• TASK STATEMENT: Make an exact copy of the records, with the pictures left out.

::: DATA LISTING

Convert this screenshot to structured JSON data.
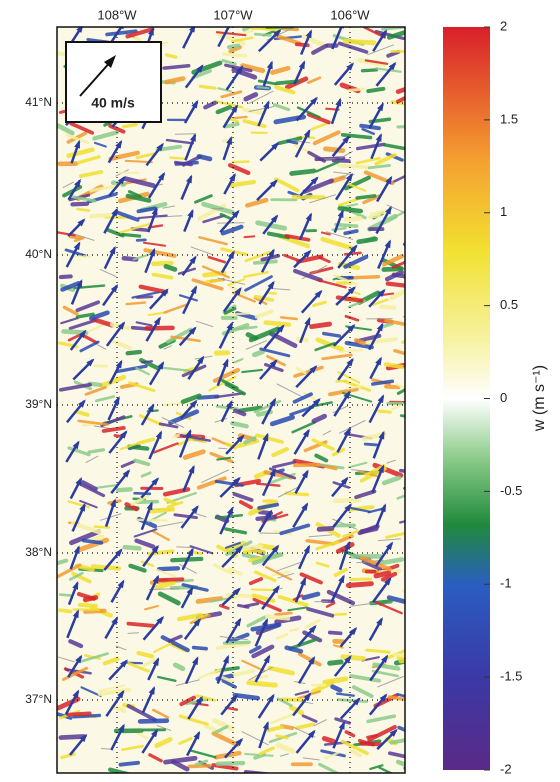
{
  "map": {
    "lon_labels": [
      "108°W",
      "107°W",
      "106°W"
    ],
    "lat_labels": [
      "41°N",
      "40°N",
      "39°N",
      "38°N",
      "37°N"
    ],
    "scale_label": "40 m/s",
    "colorbar": {
      "label": "w (m s⁻¹)",
      "clim": [
        -2,
        2
      ],
      "ticks": [
        2,
        1.5,
        1,
        0.5,
        0,
        -0.5,
        -1,
        -1.5,
        -2
      ]
    }
  }
}
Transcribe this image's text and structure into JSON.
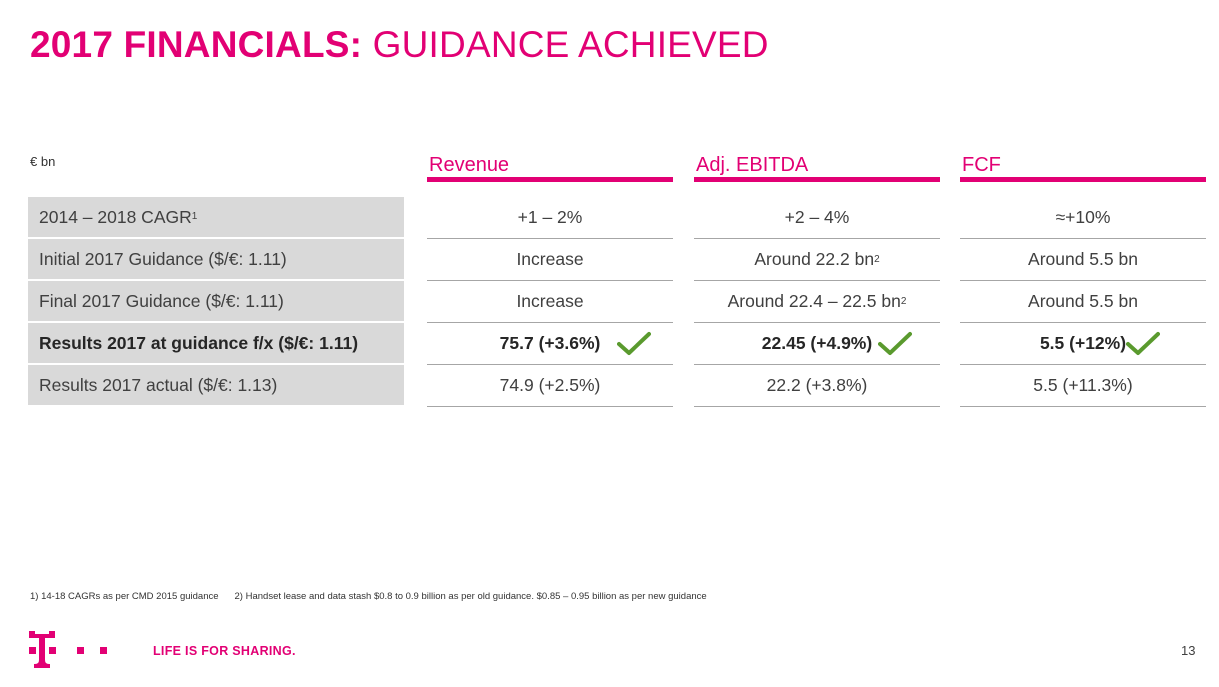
{
  "title": {
    "bold": "2017 FINANCIALS:",
    "light": "GUIDANCE ACHIEVED"
  },
  "unit": "€ bn",
  "rows": [
    {
      "label": "2014 – 2018 CAGR",
      "sup": "1"
    },
    {
      "label": "Initial 2017 Guidance ($/€: 1.11)",
      "sup": ""
    },
    {
      "label": "Final 2017 Guidance ($/€: 1.11)",
      "sup": ""
    },
    {
      "label": "Results 2017 at guidance f/x ($/€: 1.11)",
      "sup": ""
    },
    {
      "label": "Results 2017 actual ($/€: 1.13)",
      "sup": ""
    }
  ],
  "columns": [
    {
      "header": "Revenue",
      "cells": [
        {
          "value": "+1 – 2%",
          "sup": ""
        },
        {
          "value": "Increase",
          "sup": ""
        },
        {
          "value": "Increase",
          "sup": ""
        },
        {
          "value": "75.7 (+3.6%)",
          "sup": ""
        },
        {
          "value": "74.9 (+2.5%)",
          "sup": ""
        }
      ]
    },
    {
      "header": "Adj. EBITDA",
      "cells": [
        {
          "value": "+2 – 4%",
          "sup": ""
        },
        {
          "value": "Around 22.2 bn",
          "sup": "2"
        },
        {
          "value": "Around 22.4 – 22.5 bn",
          "sup": "2"
        },
        {
          "value": "22.45 (+4.9%)",
          "sup": ""
        },
        {
          "value": "22.2 (+3.8%)",
          "sup": ""
        }
      ]
    },
    {
      "header": "FCF",
      "cells": [
        {
          "value": "≈+10%",
          "sup": ""
        },
        {
          "value": "Around 5.5 bn",
          "sup": ""
        },
        {
          "value": "Around 5.5 bn",
          "sup": ""
        },
        {
          "value": "5.5 (+12%)",
          "sup": ""
        },
        {
          "value": "5.5 (+11.3%)",
          "sup": ""
        }
      ]
    }
  ],
  "icons": {
    "check": "checkmark-icon",
    "logo": "telekom-t-logo"
  },
  "colors": {
    "brand": "#e20074",
    "check": "#5a9a2e",
    "label_bg": "#d9d9d9"
  },
  "footnotes": [
    "1) 14-18 CAGRs as per CMD 2015 guidance",
    "2) Handset lease and data stash $0.8 to 0.9 billion as per old guidance. $0.85 – 0.95 billion as per new guidance"
  ],
  "slogan": "LIFE IS FOR SHARING.",
  "page_number": "13"
}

::::::

• SOLUTION FOR THIS TASK:
Convert this screenshot to structured JSON data.
{
  "map": {
    "lon_labels": [
      "108°W",
      "107°W",
      "106°W"
    ],
    "lat_labels": [
      "41°N",
      "40°N",
      "39°N",
      "38°N",
      "37°N"
    ],
    "scale_label": "40 m/s",
    "colorbar": {
      "label": "w (m s⁻¹)",
      "clim": [
        -2,
        2
      ],
      "ticks": [
        2,
        1.5,
        1,
        0.5,
        0,
        -0.5,
        -1,
        -1.5,
        -2
      ]
    }
  }
}
Transcribe this image's text and structure into JSON.
{
  "title": {
    "bold": "2017 FINANCIALS:",
    "light": "GUIDANCE ACHIEVED"
  },
  "unit": "€ bn",
  "rows": [
    {
      "label": "2014 – 2018 CAGR",
      "sup": "1"
    },
    {
      "label": "Initial 2017 Guidance ($/€: 1.11)",
      "sup": ""
    },
    {
      "label": "Final 2017 Guidance ($/€: 1.11)",
      "sup": ""
    },
    {
      "label": "Results 2017 at guidance f/x ($/€: 1.11)",
      "sup": ""
    },
    {
      "label": "Results 2017 actual ($/€: 1.13)",
      "sup": ""
    }
  ],
  "columns": [
    {
      "header": "Revenue",
      "cells": [
        {
          "value": "+1 – 2%",
          "sup": ""
        },
        {
          "value": "Increase",
          "sup": ""
        },
        {
          "value": "Increase",
          "sup": ""
        },
        {
          "value": "75.7 (+3.6%)",
          "sup": ""
        },
        {
          "value": "74.9 (+2.5%)",
          "sup": ""
        }
      ]
    },
    {
      "header": "Adj. EBITDA",
      "cells": [
        {
          "value": "+2 – 4%",
          "sup": ""
        },
        {
          "value": "Around 22.2 bn",
          "sup": "2"
        },
        {
          "value": "Around 22.4 – 22.5 bn",
          "sup": "2"
        },
        {
          "value": "22.45 (+4.9%)",
          "sup": ""
        },
        {
          "value": "22.2 (+3.8%)",
          "sup": ""
        }
      ]
    },
    {
      "header": "FCF",
      "cells": [
        {
          "value": "≈+10%",
          "sup": ""
        },
        {
          "value": "Around 5.5 bn",
          "sup": ""
        },
        {
          "value": "Around 5.5 bn",
          "sup": ""
        },
        {
          "value": "5.5 (+12%)",
          "sup": ""
        },
        {
          "value": "5.5 (+11.3%)",
          "sup": ""
        }
      ]
    }
  ],
  "icons": {
    "check": "checkmark-icon",
    "logo": "telekom-t-logo"
  },
  "colors": {
    "brand": "#e20074",
    "check": "#5a9a2e",
    "label_bg": "#d9d9d9"
  },
  "footnotes": [
    "1) 14-18 CAGRs as per CMD 2015 guidance",
    "2) Handset lease and data stash $0.8 to 0.9 billion as per old guidance. $0.85 – 0.95 billion as per new guidance"
  ],
  "slogan": "LIFE IS FOR SHARING.",
  "page_number": "13"
}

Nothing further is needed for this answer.